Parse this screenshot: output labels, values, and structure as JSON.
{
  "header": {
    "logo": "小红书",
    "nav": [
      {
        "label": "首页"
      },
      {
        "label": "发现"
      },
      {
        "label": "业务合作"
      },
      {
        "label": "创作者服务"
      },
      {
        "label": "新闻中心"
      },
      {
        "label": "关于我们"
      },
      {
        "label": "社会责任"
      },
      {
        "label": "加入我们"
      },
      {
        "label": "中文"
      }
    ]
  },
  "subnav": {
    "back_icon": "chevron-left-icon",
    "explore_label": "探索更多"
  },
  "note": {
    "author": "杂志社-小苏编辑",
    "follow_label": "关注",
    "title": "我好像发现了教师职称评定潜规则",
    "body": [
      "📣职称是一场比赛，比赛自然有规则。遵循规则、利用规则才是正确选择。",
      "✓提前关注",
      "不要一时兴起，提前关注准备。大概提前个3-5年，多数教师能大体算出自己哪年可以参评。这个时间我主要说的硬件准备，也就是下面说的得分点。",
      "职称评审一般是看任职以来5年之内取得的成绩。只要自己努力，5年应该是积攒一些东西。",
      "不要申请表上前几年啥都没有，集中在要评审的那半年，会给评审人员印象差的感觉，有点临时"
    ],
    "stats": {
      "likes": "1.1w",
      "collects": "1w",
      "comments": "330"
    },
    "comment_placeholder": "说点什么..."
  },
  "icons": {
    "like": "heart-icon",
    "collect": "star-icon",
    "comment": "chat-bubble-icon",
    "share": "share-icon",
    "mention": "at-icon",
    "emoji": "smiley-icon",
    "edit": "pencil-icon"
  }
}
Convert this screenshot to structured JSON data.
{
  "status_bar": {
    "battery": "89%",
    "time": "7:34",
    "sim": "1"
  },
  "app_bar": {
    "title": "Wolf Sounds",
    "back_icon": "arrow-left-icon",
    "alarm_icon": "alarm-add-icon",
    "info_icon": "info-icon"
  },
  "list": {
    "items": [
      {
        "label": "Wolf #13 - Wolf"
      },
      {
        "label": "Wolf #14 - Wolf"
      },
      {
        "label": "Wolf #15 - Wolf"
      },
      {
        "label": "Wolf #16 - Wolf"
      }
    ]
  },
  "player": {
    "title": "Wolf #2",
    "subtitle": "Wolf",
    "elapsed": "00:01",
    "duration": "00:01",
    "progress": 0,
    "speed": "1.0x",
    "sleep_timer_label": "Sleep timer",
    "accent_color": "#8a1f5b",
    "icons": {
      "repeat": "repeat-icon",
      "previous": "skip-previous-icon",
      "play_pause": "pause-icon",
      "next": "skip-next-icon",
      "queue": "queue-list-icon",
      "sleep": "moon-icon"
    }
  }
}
^^^^^^^^
Search the data for "Wolf". Copy every line that has it.

    "title": "Wolf Sounds",
        "label": "Wolf #13 - Wolf"
        "label": "Wolf #14 - Wolf"
        "label": "Wolf #15 - Wolf"
        "label": "Wolf #16 - Wolf"
    "title": "Wolf #2",
    "subtitle": "Wolf",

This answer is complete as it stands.